What you will do → Find how many lines hold the word "època". Give only the number.

Records for the exercise →
## Begin
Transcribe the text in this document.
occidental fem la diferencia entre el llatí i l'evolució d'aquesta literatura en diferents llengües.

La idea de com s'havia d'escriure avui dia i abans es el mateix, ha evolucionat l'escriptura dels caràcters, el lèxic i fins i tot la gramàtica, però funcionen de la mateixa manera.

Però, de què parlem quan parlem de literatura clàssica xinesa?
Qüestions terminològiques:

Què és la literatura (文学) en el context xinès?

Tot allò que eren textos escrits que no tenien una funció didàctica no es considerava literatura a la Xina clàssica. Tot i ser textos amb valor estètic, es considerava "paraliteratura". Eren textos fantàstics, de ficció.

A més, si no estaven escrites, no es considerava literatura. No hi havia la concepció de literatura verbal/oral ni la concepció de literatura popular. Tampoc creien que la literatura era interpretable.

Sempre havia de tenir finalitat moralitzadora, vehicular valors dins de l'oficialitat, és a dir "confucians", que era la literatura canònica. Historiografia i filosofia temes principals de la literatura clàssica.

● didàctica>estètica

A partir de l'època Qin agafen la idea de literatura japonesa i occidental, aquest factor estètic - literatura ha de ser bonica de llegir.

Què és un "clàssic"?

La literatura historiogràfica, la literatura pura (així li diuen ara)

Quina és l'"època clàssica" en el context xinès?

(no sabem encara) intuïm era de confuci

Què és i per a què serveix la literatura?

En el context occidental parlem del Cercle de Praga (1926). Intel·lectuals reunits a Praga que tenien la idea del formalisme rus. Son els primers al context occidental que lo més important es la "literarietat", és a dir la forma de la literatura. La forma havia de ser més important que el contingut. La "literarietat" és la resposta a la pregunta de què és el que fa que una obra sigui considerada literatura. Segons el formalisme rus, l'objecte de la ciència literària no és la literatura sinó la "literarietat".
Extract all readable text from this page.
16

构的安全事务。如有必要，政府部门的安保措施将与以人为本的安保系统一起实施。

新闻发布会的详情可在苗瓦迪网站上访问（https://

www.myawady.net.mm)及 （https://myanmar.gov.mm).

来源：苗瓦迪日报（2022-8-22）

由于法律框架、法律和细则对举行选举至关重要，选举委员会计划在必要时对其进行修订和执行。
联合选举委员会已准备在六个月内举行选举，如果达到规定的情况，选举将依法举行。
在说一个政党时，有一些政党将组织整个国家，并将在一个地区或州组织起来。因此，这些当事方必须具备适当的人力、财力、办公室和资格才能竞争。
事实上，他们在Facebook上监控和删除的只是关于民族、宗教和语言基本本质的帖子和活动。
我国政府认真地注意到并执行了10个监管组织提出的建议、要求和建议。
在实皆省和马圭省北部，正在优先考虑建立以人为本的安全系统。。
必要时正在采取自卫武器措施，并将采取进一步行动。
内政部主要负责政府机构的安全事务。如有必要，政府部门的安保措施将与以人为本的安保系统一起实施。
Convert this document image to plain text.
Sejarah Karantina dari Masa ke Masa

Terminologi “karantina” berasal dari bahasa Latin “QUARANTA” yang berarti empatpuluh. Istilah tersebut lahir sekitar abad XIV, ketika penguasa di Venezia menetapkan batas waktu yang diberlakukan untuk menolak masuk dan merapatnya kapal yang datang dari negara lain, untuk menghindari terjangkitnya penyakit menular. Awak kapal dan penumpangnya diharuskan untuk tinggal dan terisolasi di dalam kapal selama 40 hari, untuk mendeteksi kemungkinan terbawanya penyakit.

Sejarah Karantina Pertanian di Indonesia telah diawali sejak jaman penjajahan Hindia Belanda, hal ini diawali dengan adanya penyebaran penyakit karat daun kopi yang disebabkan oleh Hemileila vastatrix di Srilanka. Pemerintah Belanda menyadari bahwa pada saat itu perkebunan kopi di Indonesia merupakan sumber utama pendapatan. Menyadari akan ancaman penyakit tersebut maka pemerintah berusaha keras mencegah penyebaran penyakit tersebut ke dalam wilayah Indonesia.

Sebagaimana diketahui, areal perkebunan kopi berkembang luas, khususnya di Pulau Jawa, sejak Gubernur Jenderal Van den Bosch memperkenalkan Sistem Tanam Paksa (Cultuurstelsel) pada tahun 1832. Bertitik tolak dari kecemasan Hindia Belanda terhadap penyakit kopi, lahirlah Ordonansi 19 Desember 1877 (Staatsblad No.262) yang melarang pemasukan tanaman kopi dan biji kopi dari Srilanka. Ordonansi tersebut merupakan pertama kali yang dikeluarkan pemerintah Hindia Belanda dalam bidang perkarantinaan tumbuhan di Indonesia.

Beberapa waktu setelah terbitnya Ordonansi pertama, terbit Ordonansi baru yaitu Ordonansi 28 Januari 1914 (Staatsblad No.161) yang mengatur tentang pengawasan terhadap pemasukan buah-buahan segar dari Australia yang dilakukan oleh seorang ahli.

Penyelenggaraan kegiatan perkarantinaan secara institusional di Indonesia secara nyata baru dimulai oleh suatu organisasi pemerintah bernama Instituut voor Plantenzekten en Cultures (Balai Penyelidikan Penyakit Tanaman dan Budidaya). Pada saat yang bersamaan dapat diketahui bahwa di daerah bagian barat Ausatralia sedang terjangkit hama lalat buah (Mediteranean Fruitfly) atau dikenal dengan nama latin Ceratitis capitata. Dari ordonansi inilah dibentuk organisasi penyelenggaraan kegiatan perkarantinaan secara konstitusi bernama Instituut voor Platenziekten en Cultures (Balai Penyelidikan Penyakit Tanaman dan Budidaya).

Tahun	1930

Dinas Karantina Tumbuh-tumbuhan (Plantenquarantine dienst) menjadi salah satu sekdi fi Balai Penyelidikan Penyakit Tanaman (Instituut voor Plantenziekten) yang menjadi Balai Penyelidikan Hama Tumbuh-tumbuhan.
## End
Completed task → 2